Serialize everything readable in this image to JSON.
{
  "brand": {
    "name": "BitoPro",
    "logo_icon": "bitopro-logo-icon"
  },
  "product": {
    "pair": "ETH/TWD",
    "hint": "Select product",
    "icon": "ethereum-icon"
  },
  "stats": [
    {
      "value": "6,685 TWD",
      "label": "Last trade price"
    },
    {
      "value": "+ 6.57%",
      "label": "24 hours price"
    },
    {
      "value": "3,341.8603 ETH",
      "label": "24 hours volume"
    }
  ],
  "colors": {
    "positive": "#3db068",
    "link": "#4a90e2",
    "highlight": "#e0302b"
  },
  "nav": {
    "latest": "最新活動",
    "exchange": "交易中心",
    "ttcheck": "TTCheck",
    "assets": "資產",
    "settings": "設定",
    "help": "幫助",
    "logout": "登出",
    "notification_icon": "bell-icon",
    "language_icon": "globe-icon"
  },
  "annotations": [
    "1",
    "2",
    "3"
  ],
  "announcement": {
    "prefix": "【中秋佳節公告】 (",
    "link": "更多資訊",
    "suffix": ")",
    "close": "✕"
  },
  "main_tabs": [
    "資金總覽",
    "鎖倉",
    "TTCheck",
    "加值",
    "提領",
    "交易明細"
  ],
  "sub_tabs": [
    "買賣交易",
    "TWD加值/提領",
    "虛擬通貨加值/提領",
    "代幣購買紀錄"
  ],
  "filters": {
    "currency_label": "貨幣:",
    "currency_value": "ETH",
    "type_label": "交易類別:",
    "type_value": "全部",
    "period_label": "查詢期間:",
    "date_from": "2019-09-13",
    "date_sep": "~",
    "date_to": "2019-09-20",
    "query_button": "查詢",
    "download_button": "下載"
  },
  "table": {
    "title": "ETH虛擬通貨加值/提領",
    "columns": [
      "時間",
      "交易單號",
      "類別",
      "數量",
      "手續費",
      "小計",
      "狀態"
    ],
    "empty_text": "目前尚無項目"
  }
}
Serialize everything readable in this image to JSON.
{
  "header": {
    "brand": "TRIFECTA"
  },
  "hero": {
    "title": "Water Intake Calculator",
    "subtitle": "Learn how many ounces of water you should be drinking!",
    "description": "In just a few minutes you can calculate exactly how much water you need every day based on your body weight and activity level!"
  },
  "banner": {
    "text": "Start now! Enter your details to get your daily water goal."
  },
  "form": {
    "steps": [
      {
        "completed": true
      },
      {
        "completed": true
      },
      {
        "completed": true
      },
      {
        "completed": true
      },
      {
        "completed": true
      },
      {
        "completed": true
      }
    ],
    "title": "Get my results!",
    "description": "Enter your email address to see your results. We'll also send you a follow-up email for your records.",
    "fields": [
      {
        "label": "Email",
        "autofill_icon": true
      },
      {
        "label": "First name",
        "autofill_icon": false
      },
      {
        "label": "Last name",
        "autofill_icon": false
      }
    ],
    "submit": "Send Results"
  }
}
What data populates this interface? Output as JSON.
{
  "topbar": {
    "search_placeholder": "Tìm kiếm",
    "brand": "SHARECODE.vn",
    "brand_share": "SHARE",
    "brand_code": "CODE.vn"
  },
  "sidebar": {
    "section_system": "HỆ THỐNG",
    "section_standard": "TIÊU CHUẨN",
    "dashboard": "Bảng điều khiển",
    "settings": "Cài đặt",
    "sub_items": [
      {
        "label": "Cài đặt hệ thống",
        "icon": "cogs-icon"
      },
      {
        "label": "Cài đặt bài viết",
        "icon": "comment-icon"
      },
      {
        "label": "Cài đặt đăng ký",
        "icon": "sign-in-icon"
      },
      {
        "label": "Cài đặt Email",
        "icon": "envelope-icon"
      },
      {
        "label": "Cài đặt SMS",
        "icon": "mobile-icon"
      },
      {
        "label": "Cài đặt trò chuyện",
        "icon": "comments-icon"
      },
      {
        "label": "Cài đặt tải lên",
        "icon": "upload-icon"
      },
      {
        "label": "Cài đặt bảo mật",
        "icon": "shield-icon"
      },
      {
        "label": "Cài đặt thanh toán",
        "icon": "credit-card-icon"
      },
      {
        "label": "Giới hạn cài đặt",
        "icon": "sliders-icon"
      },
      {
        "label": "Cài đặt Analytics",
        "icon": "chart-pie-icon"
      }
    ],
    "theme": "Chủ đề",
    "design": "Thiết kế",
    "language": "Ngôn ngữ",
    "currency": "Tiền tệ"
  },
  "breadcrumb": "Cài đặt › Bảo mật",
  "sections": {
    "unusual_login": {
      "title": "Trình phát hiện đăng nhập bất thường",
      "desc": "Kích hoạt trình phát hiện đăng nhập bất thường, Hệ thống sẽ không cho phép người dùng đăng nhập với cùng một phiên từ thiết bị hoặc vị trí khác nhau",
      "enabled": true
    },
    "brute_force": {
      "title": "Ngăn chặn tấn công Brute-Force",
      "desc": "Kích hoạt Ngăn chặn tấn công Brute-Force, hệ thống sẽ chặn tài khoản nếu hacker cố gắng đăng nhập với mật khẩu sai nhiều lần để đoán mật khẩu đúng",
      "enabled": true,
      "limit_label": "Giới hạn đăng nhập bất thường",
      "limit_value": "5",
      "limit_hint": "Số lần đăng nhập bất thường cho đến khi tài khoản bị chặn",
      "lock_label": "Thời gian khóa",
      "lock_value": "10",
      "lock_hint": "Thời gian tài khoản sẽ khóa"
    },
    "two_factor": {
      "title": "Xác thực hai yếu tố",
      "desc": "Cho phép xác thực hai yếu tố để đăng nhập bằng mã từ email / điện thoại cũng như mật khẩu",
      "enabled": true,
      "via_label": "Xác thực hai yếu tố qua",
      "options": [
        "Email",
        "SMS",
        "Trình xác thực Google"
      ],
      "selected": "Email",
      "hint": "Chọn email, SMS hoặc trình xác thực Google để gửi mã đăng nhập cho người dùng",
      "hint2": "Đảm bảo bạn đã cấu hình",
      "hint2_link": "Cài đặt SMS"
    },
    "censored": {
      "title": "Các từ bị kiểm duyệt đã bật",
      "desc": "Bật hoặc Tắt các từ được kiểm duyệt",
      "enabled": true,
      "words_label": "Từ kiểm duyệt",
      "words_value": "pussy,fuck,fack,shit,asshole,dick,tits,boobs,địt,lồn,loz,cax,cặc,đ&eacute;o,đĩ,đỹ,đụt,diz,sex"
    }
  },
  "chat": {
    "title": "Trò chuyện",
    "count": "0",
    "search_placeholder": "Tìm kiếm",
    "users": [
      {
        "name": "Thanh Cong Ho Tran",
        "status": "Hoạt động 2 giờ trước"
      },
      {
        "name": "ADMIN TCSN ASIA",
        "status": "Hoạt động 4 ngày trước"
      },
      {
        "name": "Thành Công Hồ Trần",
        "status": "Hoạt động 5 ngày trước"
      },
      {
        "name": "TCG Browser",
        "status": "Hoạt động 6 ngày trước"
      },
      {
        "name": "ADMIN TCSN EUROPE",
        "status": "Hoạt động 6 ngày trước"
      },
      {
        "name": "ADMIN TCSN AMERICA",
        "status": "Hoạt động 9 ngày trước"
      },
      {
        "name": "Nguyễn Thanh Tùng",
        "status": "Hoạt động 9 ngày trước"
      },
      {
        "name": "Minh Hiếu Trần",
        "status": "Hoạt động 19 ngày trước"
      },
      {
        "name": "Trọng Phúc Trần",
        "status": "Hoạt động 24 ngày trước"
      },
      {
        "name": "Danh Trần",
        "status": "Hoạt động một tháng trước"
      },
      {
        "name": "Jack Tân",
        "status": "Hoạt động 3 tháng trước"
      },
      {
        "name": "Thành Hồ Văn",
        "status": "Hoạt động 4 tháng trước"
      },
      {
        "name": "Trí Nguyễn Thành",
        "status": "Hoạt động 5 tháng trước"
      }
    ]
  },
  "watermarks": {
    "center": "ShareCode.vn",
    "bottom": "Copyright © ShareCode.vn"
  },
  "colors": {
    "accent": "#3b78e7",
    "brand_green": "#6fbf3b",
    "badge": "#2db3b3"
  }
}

Short problem
Go through the records and gather the lines that hold "người".

Output of the task
      "desc": "Kích hoạt trình phát hiện đăng nhập bất thường, Hệ thống sẽ không cho phép người dùng đăng nhập với cùng một phiên từ thiết bị hoặc vị trí khác nhau",
      "hint": "Chọn email, SMS hoặc trình xác thực Google để gửi mã đăng nhập cho người dùng",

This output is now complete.